WHAT IS BEING ASKED » Scan the entries below. List each line with "JSON".

RECORDS FOR THE EXERCISE »
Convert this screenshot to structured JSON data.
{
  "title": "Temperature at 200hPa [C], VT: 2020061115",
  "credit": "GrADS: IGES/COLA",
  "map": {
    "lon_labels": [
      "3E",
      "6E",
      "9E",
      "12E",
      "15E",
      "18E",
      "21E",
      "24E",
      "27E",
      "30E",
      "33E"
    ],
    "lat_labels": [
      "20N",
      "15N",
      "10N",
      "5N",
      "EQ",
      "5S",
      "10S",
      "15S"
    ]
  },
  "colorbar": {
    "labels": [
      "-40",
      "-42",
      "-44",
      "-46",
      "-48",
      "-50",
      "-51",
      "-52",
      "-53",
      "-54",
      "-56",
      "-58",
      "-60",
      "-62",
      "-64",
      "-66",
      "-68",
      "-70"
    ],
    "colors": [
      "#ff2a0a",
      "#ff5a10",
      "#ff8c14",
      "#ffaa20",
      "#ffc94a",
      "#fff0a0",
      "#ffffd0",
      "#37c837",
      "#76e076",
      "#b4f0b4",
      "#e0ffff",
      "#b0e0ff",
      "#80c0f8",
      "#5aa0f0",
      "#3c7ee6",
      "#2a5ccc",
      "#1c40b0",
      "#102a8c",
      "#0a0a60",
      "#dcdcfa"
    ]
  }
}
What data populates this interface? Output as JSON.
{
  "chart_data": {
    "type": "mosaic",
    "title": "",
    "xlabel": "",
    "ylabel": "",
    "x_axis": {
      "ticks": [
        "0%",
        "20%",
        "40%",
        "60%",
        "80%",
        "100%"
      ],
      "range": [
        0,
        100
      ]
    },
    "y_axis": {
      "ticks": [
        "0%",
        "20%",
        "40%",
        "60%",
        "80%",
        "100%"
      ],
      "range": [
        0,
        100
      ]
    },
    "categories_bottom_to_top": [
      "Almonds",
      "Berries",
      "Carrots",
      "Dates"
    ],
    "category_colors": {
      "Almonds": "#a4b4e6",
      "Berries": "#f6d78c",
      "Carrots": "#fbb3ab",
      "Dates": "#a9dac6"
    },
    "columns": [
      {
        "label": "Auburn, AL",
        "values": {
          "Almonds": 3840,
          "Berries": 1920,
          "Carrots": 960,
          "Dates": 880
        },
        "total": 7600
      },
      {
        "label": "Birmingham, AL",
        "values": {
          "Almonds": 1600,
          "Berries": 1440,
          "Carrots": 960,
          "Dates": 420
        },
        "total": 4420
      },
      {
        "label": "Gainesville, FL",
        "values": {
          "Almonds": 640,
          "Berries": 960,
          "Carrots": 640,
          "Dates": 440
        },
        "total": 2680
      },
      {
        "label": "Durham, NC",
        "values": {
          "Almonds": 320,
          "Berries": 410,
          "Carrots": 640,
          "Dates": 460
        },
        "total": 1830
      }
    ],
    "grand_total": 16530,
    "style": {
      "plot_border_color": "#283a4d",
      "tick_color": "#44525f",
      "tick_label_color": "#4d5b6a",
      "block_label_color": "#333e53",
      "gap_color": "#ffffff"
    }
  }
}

EXERCISE OUTPUT »
Convert this screenshot to structured JSON data.
What data populates this interface? Output as JSON.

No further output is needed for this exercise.